Passage cité:

Son compatriote Giuseppe Tartini (1692-1770) l’appelait « Il furibondo Geminiani » qu’il serait sans doute trop simple de traduire par « Le furieux Geminiani ». D’après ce qu’on en sait et les témoignages d’époque, Francesco Geminiani (1687-1762) était surtout incontrôlable parce qu’il ne faisait rien comme tout le monde. Musicien (instrumentiste et compositeur), il se montra difficilement canalisable, pas même apte à diriger un orchestre. Violoniste, il se montrait si impétueux qu’il ne put jamais s’intégrer durablement à une formation. L’écrivain John Hawkins (1719-1789), auteur d’un important ouvrage de musicologie, émit à son propos le jugement suivant « ses compositions, élégantes et ornées, ne refermaient aucune trace du génie considérable qu’exigeait la musique dramatique ; il ne fit pas non plus le moindre effort pour montrer qu’il savait associer la musique à la poésie ou traduire des sentiments par des sons. » Notons ce « exigeait » qui laisse entendre qu’on attendait quelque chose de précis d’un compositeur à l’époque (le baroque) et que Geminiani ne se conforma pas à la norme en vigueur. Arrivé en Angleterre en 1714 (en même temps que son compatriote Veracini), Geminiani dut s’accommoder de la position dominante de Georg Friedrich Haendel (1695-1759) compositeur des célèbres Water music ainsi que Le Messie et une sarabande bien connue des cinéphiles (dans la BO de Barry Lyndon), ainsi que de la flatteuse réputation acquise par Arcangello Corelli (1653-1713), un autre de ses compatriotes. Obstiné, Geminiani poursuivit son exploration musicale, avec sa personnalité et donc son originalité. Globalement, sa production reste limitée : un unique opéra et des pièces pour cordes.

Extraits de données:
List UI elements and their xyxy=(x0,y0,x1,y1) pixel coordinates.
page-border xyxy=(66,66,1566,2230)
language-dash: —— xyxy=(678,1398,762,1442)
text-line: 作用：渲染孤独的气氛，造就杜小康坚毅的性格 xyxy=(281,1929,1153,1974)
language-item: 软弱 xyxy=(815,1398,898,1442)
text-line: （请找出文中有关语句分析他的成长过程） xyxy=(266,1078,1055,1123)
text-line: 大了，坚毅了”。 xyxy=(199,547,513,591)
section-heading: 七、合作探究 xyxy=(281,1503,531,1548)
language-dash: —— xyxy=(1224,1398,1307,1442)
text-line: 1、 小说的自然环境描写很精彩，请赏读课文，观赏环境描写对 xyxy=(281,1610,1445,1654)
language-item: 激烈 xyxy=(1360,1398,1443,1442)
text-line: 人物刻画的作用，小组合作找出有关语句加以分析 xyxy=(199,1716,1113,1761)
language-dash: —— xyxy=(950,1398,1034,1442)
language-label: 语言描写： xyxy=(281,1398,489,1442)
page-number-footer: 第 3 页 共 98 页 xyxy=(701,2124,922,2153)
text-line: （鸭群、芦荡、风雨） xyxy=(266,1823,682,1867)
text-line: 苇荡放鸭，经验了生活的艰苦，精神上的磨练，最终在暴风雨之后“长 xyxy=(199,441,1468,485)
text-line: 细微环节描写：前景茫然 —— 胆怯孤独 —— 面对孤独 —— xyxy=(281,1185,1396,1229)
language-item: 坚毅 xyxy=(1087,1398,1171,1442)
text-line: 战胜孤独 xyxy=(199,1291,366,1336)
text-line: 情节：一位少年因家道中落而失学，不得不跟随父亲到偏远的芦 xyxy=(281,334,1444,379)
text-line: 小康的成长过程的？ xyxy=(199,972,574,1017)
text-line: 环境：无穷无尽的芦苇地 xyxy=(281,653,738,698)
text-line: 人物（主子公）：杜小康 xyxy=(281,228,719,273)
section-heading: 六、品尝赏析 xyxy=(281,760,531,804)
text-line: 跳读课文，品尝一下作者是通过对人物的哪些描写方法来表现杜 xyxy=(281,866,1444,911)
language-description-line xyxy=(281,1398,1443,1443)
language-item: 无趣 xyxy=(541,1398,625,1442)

Votre objectif: Dressez la liste de toutes les personnes dont le passage cité donne, entre parenthèses, l'année de naissance et l'année de mort, en indiquant ces années. Les enregistrements ne servent à rien ici.

Réponse rédigée:
- Giuseppe Tartini (1692-1770)
- Francesco Geminiani (1687-1762)
- John Hawkins (1719-1789)
- Georg Friedrich Haendel (1695-1759)
- Arcangello Corelli (1653-1713)